Your task is to transcribe all of the data below exactly, omitting the images.

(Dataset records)
= = = =
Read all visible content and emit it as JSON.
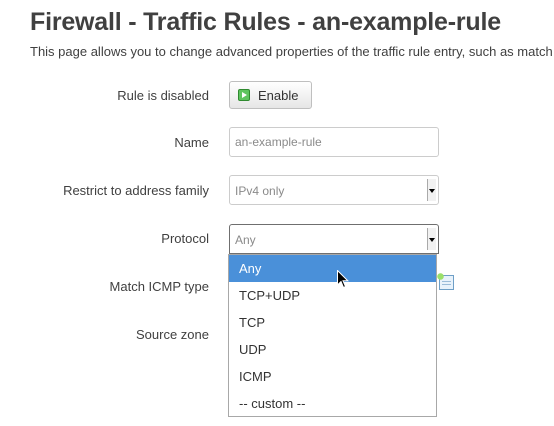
{
  "header": {
    "title": "Firewall - Traffic Rules - an-example-rule",
    "description": "This page allows you to change advanced properties of the traffic rule entry, such as match"
  },
  "form": {
    "rule_status": {
      "label": "Rule is disabled",
      "button_label": "Enable",
      "button_icon": "enable-icon"
    },
    "name": {
      "label": "Name",
      "value": "an-example-rule"
    },
    "address_family": {
      "label": "Restrict to address family",
      "value": "IPv4 only"
    },
    "protocol": {
      "label": "Protocol",
      "value": "Any",
      "options": [
        "Any",
        "TCP+UDP",
        "TCP",
        "UDP",
        "ICMP",
        "-- custom --"
      ],
      "highlighted_option": "Any",
      "highlight_color": "#4a90d9"
    },
    "icmp_type": {
      "label": "Match ICMP type",
      "add_icon": "add-list-item-icon"
    },
    "source_zone": {
      "label": "Source zone"
    }
  },
  "cursor": {
    "icon": "mouse-pointer-icon"
  }
}
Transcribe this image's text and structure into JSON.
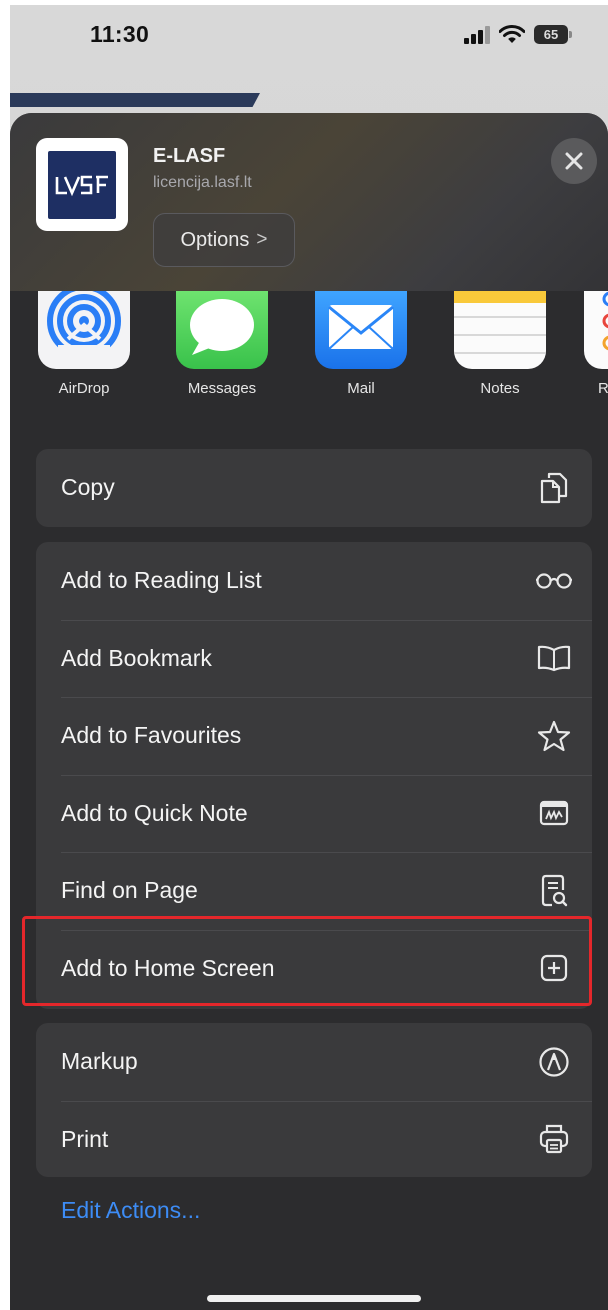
{
  "status_bar": {
    "time": "11:30",
    "battery": "65"
  },
  "header": {
    "title": "E-LASF",
    "url": "licencija.lasf.lt",
    "options_label": "Options",
    "options_chevron": ">"
  },
  "share_targets": [
    {
      "label": "AirDrop",
      "icon": "airdrop-icon"
    },
    {
      "label": "Messages",
      "icon": "messages-icon"
    },
    {
      "label": "Mail",
      "icon": "mail-icon"
    },
    {
      "label": "Notes",
      "icon": "notes-icon"
    },
    {
      "label": "R",
      "icon": "reminders-icon"
    }
  ],
  "actions": {
    "group1": [
      {
        "label": "Copy",
        "icon": "copy-icon"
      }
    ],
    "group2": [
      {
        "label": "Add to Reading List",
        "icon": "glasses-icon"
      },
      {
        "label": "Add Bookmark",
        "icon": "book-icon"
      },
      {
        "label": "Add to Favourites",
        "icon": "star-icon"
      },
      {
        "label": "Add to Quick Note",
        "icon": "quick-note-icon"
      },
      {
        "label": "Find on Page",
        "icon": "find-on-page-icon"
      },
      {
        "label": "Add to Home Screen",
        "icon": "add-square-icon"
      }
    ],
    "group3": [
      {
        "label": "Markup",
        "icon": "markup-icon"
      },
      {
        "label": "Print",
        "icon": "printer-icon"
      }
    ]
  },
  "edit_actions_label": "Edit Actions...",
  "colors": {
    "sheet": "#2c2c2e",
    "row": "#3a3a3c",
    "link": "#3d8cf5",
    "highlight": "#e4272b"
  }
}
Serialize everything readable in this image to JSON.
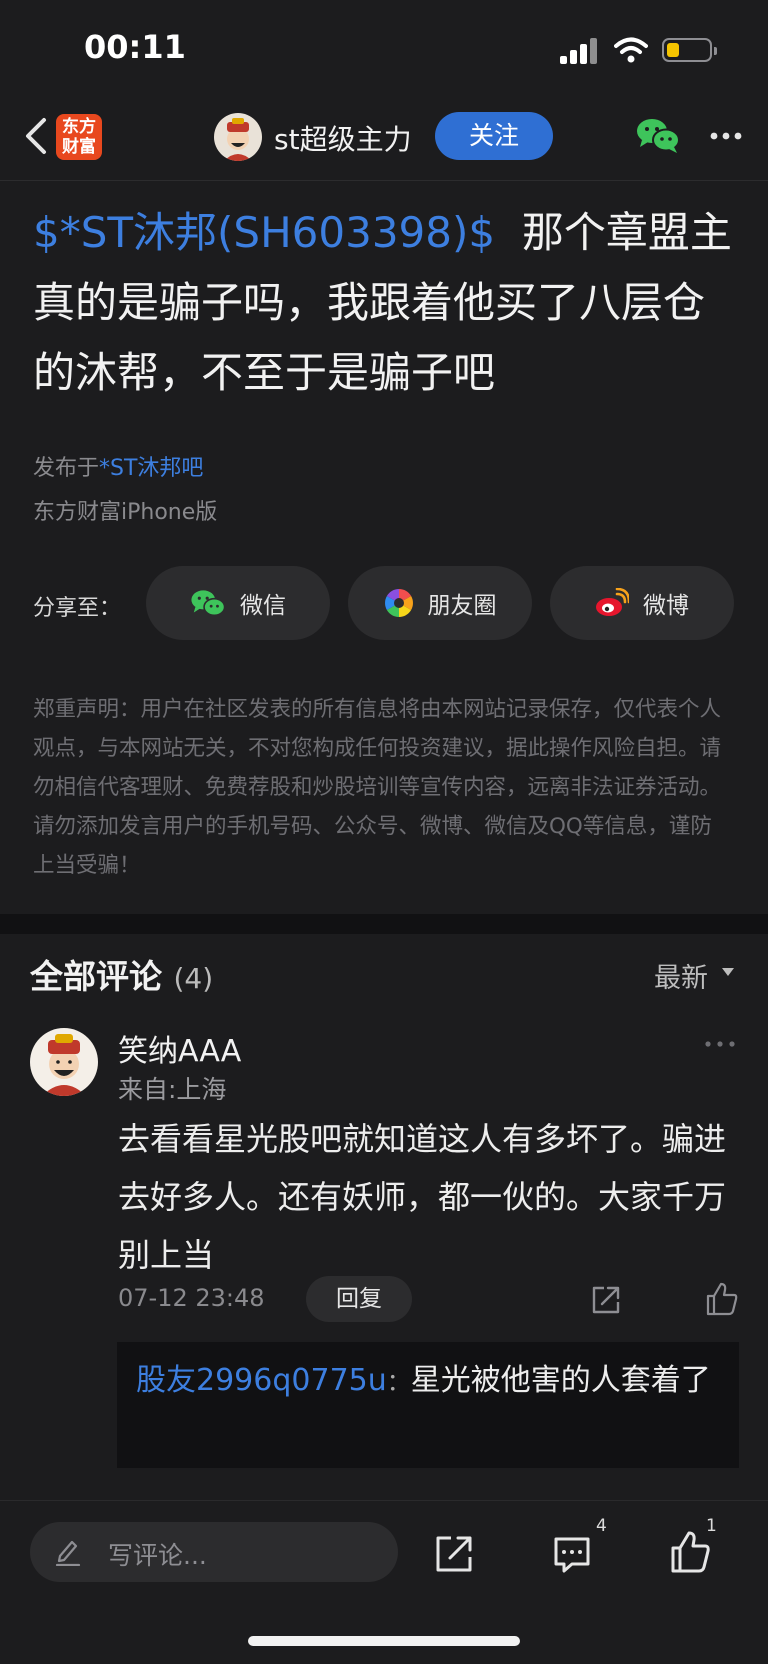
{
  "status_bar": {
    "time": "00:11"
  },
  "header": {
    "brand_logo_text": "东方财富",
    "author_name": "st超级主力",
    "follow_label": "关注"
  },
  "post": {
    "stock_tag": "$*ST沐邦(SH603398)$",
    "title": "那个章盟主真的是骗子吗，我跟着他买了八层仓的沐帮，不至于是骗子吧",
    "published_prefix": "发布于",
    "published_board": "*ST沐邦吧",
    "client": "东方财富iPhone版"
  },
  "share": {
    "label": "分享至：",
    "buttons": [
      {
        "label": "微信",
        "icon": "wechat-icon"
      },
      {
        "label": "朋友圈",
        "icon": "moments-icon"
      },
      {
        "label": "微博",
        "icon": "weibo-icon"
      }
    ]
  },
  "disclaimer": "郑重声明：用户在社区发表的所有信息将由本网站记录保存，仅代表个人观点，与本网站无关，不对您构成任何投资建议，据此操作风险自担。请勿相信代客理财、免费荐股和炒股培训等宣传内容，远离非法证券活动。请勿添加发言用户的手机号码、公众号、微博、微信及QQ等信息，谨防上当受骗！",
  "comments": {
    "title": "全部评论",
    "count": "(4)",
    "sort_label": "最新",
    "items": [
      {
        "user": "笑纳AAA",
        "location": "来自:上海",
        "text": "去看看星光股吧就知道这人有多坏了。骗进去好多人。还有妖师，都一伙的。大家千万别上当",
        "time": "07-12 23:48",
        "reply_label": "回复",
        "replies": [
          {
            "user": "股友2996q0775u",
            "separator": "：",
            "text": "星光被他害的人套着了"
          }
        ]
      }
    ]
  },
  "bottom_bar": {
    "input_placeholder": "写评论...",
    "comment_count": "4",
    "like_count": "1"
  },
  "colors": {
    "background": "#1c1c1e",
    "accent_blue": "#3d7fe0",
    "follow_button": "#2f6fd3",
    "brand_orange": "#e8481e",
    "wechat_green": "#3ec45b"
  }
}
= = = =
*Answer to this exercise:*
Read all visible content and emit it as JSON.
{
  "header": {
    "title": "Firewall - Traffic Rules - an-example-rule",
    "description": "This page allows you to change advanced properties of the traffic rule entry, such as match"
  },
  "form": {
    "rule_status": {
      "label": "Rule is disabled",
      "button_label": "Enable",
      "button_icon": "enable-icon"
    },
    "name": {
      "label": "Name",
      "value": "an-example-rule"
    },
    "address_family": {
      "label": "Restrict to address family",
      "value": "IPv4 only"
    },
    "protocol": {
      "label": "Protocol",
      "value": "Any",
      "options": [
        "Any",
        "TCP+UDP",
        "TCP",
        "UDP",
        "ICMP",
        "-- custom --"
      ],
      "highlighted_option": "Any",
      "highlight_color": "#4a90d9"
    },
    "icmp_type": {
      "label": "Match ICMP type",
      "add_icon": "add-list-item-icon"
    },
    "source_zone": {
      "label": "Source zone"
    }
  },
  "cursor": {
    "icon": "mouse-pointer-icon"
  }
}
Transcribe this image's text and structure into JSON.
{
  "status_bar": {
    "time": "11:30",
    "battery": "65"
  },
  "header": {
    "title": "E-LASF",
    "url": "licencija.lasf.lt",
    "options_label": "Options",
    "options_chevron": ">"
  },
  "share_targets": [
    {
      "label": "AirDrop",
      "icon": "airdrop-icon"
    },
    {
      "label": "Messages",
      "icon": "messages-icon"
    },
    {
      "label": "Mail",
      "icon": "mail-icon"
    },
    {
      "label": "Notes",
      "icon": "notes-icon"
    },
    {
      "label": "R",
      "icon": "reminders-icon"
    }
  ],
  "actions": {
    "group1": [
      {
        "label": "Copy",
        "icon": "copy-icon"
      }
    ],
    "group2": [
      {
        "label": "Add to Reading List",
        "icon": "glasses-icon"
      },
      {
        "label": "Add Bookmark",
        "icon": "book-icon"
      },
      {
        "label": "Add to Favourites",
        "icon": "star-icon"
      },
      {
        "label": "Add to Quick Note",
        "icon": "quick-note-icon"
      },
      {
        "label": "Find on Page",
        "icon": "find-on-page-icon"
      },
      {
        "label": "Add to Home Screen",
        "icon": "add-square-icon"
      }
    ],
    "group3": [
      {
        "label": "Markup",
        "icon": "markup-icon"
      },
      {
        "label": "Print",
        "icon": "printer-icon"
      }
    ]
  },
  "edit_actions_label": "Edit Actions...",
  "colors": {
    "sheet": "#2c2c2e",
    "row": "#3a3a3c",
    "link": "#3d8cf5",
    "highlight": "#e4272b"
  }
}
Serialize everything readable in this image to JSON.
{
  "status_bar": {
    "time": "00:11"
  },
  "header": {
    "brand_logo_text": "东方财富",
    "author_name": "st超级主力",
    "follow_label": "关注"
  },
  "post": {
    "stock_tag": "$*ST沐邦(SH603398)$",
    "title": "那个章盟主真的是骗子吗，我跟着他买了八层仓的沐帮，不至于是骗子吧",
    "published_prefix": "发布于",
    "published_board": "*ST沐邦吧",
    "client": "东方财富iPhone版"
  },
  "share": {
    "label": "分享至：",
    "buttons": [
      {
        "label": "微信",
        "icon": "wechat-icon"
      },
      {
        "label": "朋友圈",
        "icon": "moments-icon"
      },
      {
        "label": "微博",
        "icon": "weibo-icon"
      }
    ]
  },
  "disclaimer": "郑重声明：用户在社区发表的所有信息将由本网站记录保存，仅代表个人观点，与本网站无关，不对您构成任何投资建议，据此操作风险自担。请勿相信代客理财、免费荐股和炒股培训等宣传内容，远离非法证券活动。请勿添加发言用户的手机号码、公众号、微博、微信及QQ等信息，谨防上当受骗！",
  "comments": {
    "title": "全部评论",
    "count": "(4)",
    "sort_label": "最新",
    "items": [
      {
        "user": "笑纳AAA",
        "location": "来自:上海",
        "text": "去看看星光股吧就知道这人有多坏了。骗进去好多人。还有妖师，都一伙的。大家千万别上当",
        "time": "07-12 23:48",
        "reply_label": "回复",
        "replies": [
          {
            "user": "股友2996q0775u",
            "separator": "：",
            "text": "星光被他害的人套着了"
          }
        ]
      }
    ]
  },
  "bottom_bar": {
    "input_placeholder": "写评论...",
    "comment_count": "4",
    "like_count": "1"
  },
  "colors": {
    "background": "#1c1c1e",
    "accent_blue": "#3d7fe0",
    "follow_button": "#2f6fd3",
    "brand_orange": "#e8481e",
    "wechat_green": "#3ec45b"
  }
}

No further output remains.